§ Material shown
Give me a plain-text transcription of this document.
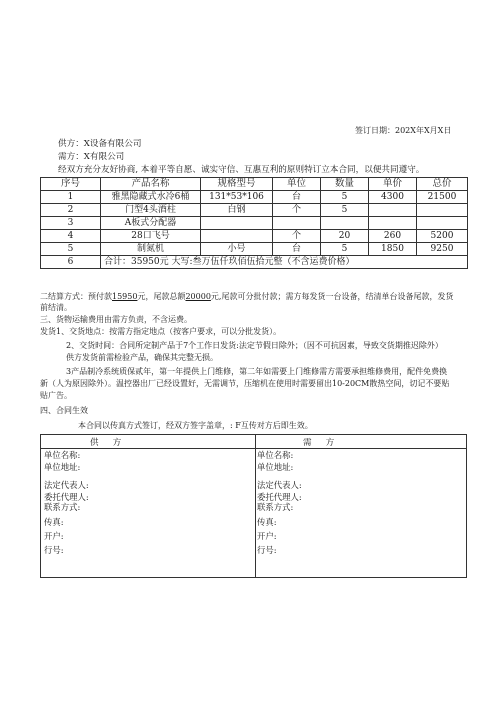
签订日期：202X年X月X日
供方：X设备有限公司
需方：X有限公司
经双方充分友好协商, 本着平等自愿、诚实守信、互惠互利的原则特订立本合同，以便共同遵守。
序号	产品名称	规格型号	单位	数量	单价	总价
1	雅黑隐藏式水冷6桶	131*53*106	台	5	4300	21500
2	门型4头酒柱	白钢	个	5		
3	A板式分配器					
4	28口飞号		个	20	260	5200
5	制氮机	小号	台	5	1850	9250
6	合计：35950元 大写:叁万伍仟玖佰伍拾元整（不含运费价格）					
二结算方式：预付款15950元，尾款总额20000元,尾款可分批付款；需方每发货一台设备，结清单台设备尾款，发货
前结清。
三、货物运输费用由需方负责，不含运费。
发货1、交货地点：按需方指定地点（按客户要求，可以分批发货）。
2、交货时间：合同所定制产品于7个工作日发货:法定节假日除外；（因不可抗因素，导致交货期推迟除外）
供方发货前需检验产品，确保其完整无损。
3产品制冷系统质保贰年，第一年提供上门维修，第二年如需要上门维修需方需要承担维修费用，配件免费换
新（人为原因除外）。温控器出厂已经设置好，无需调节，压缩机在使用时需要留出10-20CM散热空间，切记不要贴
贴广告。
四、合同生效
本合同以传真方式签订，经双方签字盖章，: F互传对方后即生效。
供方
单位名称:
单位地址:
法定代表人:
委托代理人:
联系方式:
传真:
开户:
行号:
需方
单位名称:
单位地址:
法定代表人:
委托代理人:
联系方式:
传真:
开户:
行号:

§ Task brief
Copy the records exactly as they appear, excluding images.

§ Response for this exercise
Give me a plain-text transcription of this document.
签订日期：202X年X月X日
供方：X设备有限公司
需方：X有限公司
经双方充分友好协商, 本着平等自愿、诚实守信、互惠互利的原则特订立本合同，以便共同遵守。
序号	产品名称	规格型号	单位	数量	单价	总价
1	雅黑隐藏式水冷6桶	131*53*106	台	5	4300	21500
2	门型4头酒柱	白钢	个	5		
3	A板式分配器					
4	28口飞号		个	20	260	5200
5	制氮机	小号	台	5	1850	9250
6	合计：35950元 大写:叁万伍仟玖佰伍拾元整（不含运费价格）					
二结算方式：预付款15950元，尾款总额20000元,尾款可分批付款；需方每发货一台设备，结清单台设备尾款，发货
前结清。
三、货物运输费用由需方负责，不含运费。
发货1、交货地点：按需方指定地点（按客户要求，可以分批发货）。
2、交货时间：合同所定制产品于7个工作日发货:法定节假日除外；（因不可抗因素，导致交货期推迟除外）
供方发货前需检验产品，确保其完整无损。
3产品制冷系统质保贰年，第一年提供上门维修，第二年如需要上门维修需方需要承担维修费用，配件免费换
新（人为原因除外）。温控器出厂已经设置好，无需调节，压缩机在使用时需要留出10-20CM散热空间，切记不要贴
贴广告。
四、合同生效
本合同以传真方式签订，经双方签字盖章，: F互传对方后即生效。
供方
单位名称:
单位地址:
法定代表人:
委托代理人:
联系方式:
传真:
开户:
行号:
需方
单位名称:
单位地址:
法定代表人:
委托代理人:
联系方式:
传真:
开户:
行号:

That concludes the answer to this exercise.